STATED GOAL. Output only the lines that run from the line holding "Read this page and output its text content." to the end of the entries, both ends included, and skip the pictures.

--- START THE RECORDS ---

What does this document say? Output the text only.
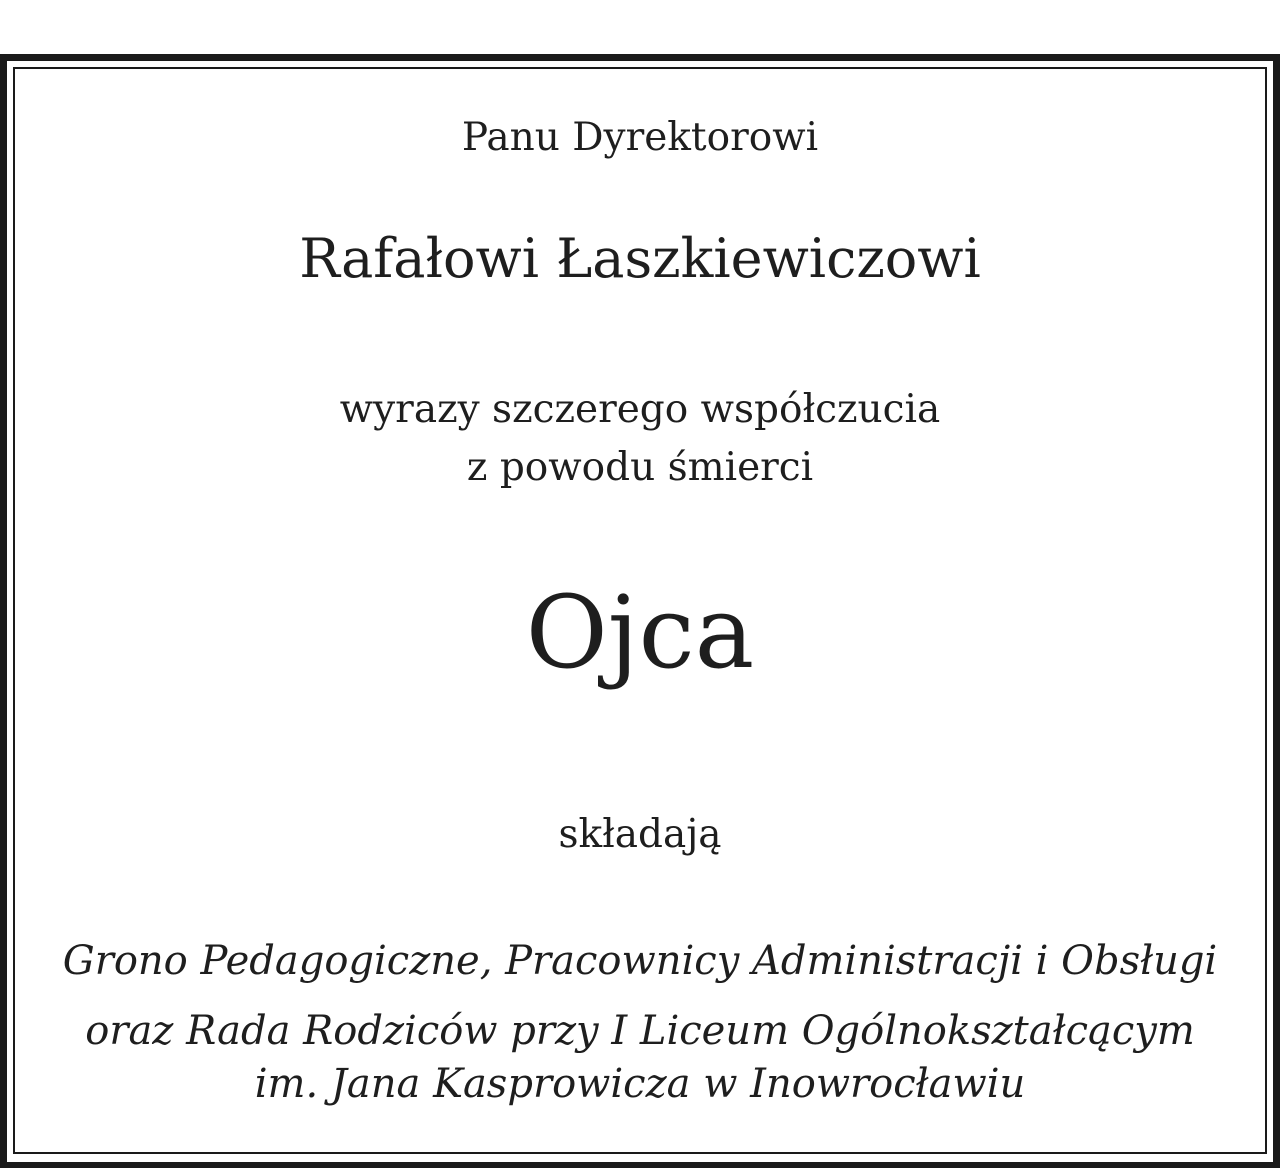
Panu Dyrektorowi
Rafałowi Łaszkiewiczowi
wyrazy szczerego współczucia
z powodu śmierci
Ojca
składają
Grono Pedagogiczne, Pracownicy Administracji i Obsługi
oraz Rada Rodziców przy I Liceum Ogólnokształcącym
im. Jana Kasprowicza w Inowrocławiu
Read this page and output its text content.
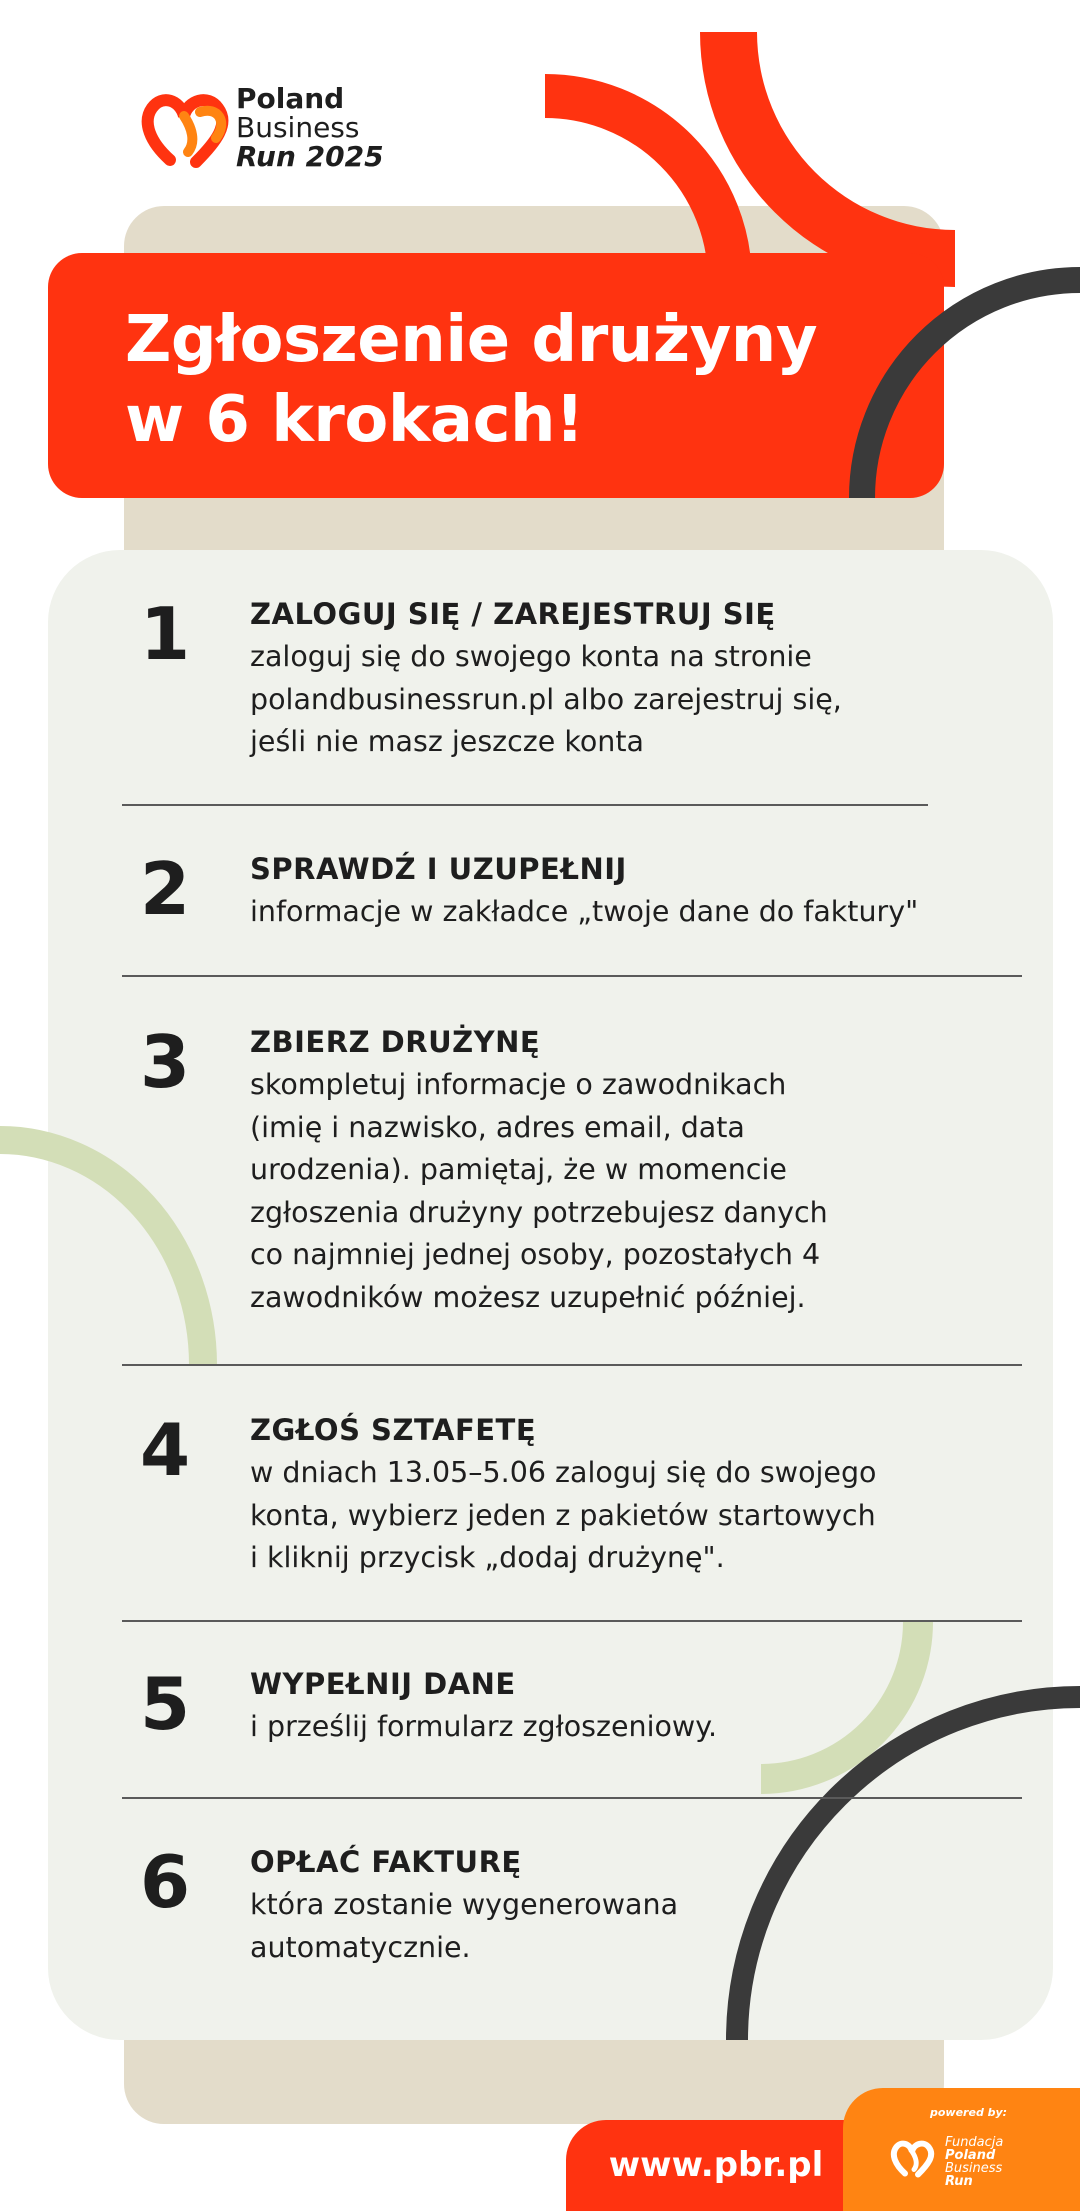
Poland
Business
Run 2025
Zgłoszenie drużyny
w 6 krokach!
1 ZALOGUJ SIĘ / ZAREJESTRUJ SIĘ
zaloguj się do swojego konta na stronie
polandbusinessrun.pl albo zarejestruj się,
jeśli nie masz jeszcze konta
2 SPRAWDŹ I UZUPEŁNIJ
informacje w zakładce „twoje dane do faktury"
3 ZBIERZ DRUŻYNĘ
skompletuj informacje o zawodnikach
(imię i nazwisko, adres email, data
urodzenia). pamiętaj, że w momencie
zgłoszenia drużyny potrzebujesz danych
co najmniej jednej osoby, pozostałych 4
zawodników możesz uzupełnić później.
4 ZGŁOŚ SZTAFETĘ
w dniach 13.05–5.06 zaloguj się do swojego
konta, wybierz jeden z pakietów startowych
i kliknij przycisk „dodaj drużynę".
5 WYPEŁNIJ DANE
i prześlij formularz zgłoszeniowy.
6 OPŁAĆ FAKTURĘ
która zostanie wygenerowana
automatycznie.
www.pbr.pl
powered by:
Fundacja
Poland
Business
Run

--- END THE RECORDS ---

OUTPUT BELOW.
Read this page and output its text content.
Poland
Business
Run 2025
Zgłoszenie drużyny
w 6 krokach!
1 ZALOGUJ SIĘ / ZAREJESTRUJ SIĘ
zaloguj się do swojego konta na stronie
polandbusinessrun.pl albo zarejestruj się,
jeśli nie masz jeszcze konta
2 SPRAWDŹ I UZUPEŁNIJ
informacje w zakładce „twoje dane do faktury"
3 ZBIERZ DRUŻYNĘ
skompletuj informacje o zawodnikach
(imię i nazwisko, adres email, data
urodzenia). pamiętaj, że w momencie
zgłoszenia drużyny potrzebujesz danych
co najmniej jednej osoby, pozostałych 4
zawodników możesz uzupełnić później.
4 ZGŁOŚ SZTAFETĘ
w dniach 13.05–5.06 zaloguj się do swojego
konta, wybierz jeden z pakietów startowych
i kliknij przycisk „dodaj drużynę".
5 WYPEŁNIJ DANE
i prześlij formularz zgłoszeniowy.
6 OPŁAĆ FAKTURĘ
która zostanie wygenerowana
automatycznie.
www.pbr.pl
powered by:
Fundacja
Poland
Business
Run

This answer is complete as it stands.